Extracted data entries
** start **

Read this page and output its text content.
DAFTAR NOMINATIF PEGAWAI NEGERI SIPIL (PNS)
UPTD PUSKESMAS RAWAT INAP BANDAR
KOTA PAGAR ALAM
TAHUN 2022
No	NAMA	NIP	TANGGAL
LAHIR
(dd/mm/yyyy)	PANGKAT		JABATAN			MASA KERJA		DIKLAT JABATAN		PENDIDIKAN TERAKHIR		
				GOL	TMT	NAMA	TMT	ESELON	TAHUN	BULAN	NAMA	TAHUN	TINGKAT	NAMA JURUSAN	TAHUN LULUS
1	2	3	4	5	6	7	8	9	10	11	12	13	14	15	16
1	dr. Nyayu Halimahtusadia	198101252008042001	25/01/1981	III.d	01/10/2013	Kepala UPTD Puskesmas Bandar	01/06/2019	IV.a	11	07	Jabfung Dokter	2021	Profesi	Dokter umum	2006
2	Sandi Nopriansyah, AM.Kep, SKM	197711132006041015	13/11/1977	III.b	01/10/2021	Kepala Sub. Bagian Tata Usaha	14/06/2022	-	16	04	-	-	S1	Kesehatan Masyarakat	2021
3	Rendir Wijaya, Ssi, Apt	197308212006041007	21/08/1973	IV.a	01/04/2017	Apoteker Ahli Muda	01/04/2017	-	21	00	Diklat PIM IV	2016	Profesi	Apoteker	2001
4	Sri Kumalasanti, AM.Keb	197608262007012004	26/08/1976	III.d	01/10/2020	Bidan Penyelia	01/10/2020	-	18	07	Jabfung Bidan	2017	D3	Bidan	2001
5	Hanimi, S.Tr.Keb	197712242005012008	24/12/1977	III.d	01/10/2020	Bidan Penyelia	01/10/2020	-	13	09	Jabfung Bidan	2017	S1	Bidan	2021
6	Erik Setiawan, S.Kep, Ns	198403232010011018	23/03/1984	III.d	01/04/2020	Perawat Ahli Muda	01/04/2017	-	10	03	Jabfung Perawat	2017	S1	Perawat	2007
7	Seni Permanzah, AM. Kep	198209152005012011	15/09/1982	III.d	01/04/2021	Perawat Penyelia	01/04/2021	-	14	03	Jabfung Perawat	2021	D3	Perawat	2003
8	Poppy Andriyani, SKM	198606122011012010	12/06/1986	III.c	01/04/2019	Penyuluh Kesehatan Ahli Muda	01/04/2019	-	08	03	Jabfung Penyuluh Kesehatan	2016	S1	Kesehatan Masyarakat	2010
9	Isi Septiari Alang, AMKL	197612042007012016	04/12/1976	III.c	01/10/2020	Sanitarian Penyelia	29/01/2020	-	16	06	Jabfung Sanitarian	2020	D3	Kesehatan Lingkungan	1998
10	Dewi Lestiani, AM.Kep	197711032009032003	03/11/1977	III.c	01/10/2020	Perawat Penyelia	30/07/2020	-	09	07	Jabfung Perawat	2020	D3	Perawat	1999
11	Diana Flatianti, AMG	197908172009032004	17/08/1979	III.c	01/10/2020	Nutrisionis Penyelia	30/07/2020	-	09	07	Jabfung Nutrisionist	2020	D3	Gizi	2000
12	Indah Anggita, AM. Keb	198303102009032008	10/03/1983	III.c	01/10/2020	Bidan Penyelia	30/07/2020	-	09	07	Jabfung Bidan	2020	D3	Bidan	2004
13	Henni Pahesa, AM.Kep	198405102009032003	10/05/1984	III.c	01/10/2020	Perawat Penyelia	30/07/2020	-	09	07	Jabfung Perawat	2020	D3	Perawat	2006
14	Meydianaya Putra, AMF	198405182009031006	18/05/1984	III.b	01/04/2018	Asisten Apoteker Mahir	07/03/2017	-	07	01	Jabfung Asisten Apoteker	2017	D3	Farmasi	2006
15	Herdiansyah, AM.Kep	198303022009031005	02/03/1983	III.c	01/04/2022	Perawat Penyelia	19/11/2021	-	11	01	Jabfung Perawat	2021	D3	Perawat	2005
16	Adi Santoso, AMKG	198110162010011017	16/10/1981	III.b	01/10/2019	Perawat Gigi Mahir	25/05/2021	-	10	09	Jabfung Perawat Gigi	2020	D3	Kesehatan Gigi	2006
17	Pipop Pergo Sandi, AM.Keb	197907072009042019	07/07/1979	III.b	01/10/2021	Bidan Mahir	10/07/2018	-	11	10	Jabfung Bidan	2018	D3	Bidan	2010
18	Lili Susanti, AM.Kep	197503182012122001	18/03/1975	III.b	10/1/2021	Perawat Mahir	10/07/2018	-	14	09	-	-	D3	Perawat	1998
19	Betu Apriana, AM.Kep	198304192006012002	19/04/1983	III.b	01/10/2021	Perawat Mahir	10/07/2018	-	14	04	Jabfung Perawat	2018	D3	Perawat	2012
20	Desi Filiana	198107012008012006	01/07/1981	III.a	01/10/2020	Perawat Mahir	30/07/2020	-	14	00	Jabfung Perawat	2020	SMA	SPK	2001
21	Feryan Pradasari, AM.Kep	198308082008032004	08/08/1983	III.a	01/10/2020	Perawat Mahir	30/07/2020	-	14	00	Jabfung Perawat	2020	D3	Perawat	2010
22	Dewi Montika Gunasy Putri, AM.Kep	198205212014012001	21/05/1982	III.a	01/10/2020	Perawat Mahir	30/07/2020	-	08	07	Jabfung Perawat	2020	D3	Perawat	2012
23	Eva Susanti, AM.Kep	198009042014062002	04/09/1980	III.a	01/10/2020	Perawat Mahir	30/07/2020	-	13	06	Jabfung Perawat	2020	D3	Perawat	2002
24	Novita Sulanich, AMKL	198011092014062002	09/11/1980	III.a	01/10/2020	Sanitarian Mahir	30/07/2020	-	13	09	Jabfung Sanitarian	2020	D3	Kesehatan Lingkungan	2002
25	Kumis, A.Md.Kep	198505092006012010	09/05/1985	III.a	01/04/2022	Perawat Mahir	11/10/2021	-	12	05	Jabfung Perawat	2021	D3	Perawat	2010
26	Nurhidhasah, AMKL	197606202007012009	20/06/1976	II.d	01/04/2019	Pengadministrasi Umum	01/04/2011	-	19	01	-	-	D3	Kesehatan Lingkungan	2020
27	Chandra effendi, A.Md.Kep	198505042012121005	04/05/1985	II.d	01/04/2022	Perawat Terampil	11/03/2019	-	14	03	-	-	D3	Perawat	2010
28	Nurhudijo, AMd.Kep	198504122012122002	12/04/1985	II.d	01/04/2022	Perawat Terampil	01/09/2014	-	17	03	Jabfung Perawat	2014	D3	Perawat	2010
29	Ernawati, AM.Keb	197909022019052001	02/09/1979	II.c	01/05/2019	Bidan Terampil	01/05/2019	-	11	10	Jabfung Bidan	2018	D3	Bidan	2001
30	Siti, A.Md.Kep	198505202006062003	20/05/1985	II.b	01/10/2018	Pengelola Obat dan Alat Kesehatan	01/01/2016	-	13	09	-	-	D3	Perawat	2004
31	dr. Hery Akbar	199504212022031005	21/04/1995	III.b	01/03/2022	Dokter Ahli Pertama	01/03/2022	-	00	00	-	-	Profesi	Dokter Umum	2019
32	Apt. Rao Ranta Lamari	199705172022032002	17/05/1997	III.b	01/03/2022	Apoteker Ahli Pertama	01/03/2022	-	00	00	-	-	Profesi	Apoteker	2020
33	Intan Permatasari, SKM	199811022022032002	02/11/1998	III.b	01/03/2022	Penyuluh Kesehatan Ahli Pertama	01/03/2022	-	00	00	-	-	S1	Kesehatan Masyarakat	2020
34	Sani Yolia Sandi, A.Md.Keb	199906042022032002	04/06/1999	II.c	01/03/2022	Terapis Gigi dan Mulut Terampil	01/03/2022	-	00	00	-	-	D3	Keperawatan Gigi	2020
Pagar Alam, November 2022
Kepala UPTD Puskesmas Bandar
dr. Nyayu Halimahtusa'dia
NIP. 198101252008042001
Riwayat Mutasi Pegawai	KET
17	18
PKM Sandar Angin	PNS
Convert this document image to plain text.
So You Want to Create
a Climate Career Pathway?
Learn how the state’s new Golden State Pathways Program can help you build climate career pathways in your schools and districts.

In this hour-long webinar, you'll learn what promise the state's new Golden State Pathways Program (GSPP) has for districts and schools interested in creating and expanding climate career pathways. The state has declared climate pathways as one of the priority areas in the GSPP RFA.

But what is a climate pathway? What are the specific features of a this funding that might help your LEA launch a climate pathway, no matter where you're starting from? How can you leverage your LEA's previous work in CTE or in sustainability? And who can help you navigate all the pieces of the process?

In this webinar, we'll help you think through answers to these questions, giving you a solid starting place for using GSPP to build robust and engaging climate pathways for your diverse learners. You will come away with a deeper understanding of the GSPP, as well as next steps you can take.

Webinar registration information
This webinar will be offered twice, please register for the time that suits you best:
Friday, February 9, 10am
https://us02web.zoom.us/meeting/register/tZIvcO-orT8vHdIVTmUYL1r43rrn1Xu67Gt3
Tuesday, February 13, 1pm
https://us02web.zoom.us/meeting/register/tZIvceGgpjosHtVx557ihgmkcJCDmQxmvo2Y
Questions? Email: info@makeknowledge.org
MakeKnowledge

** end **

[STATED PROBLEM]: Give the number of lines in the listing above that contain "February", and nothing else.

[ANSWER TO THE TASK]: 2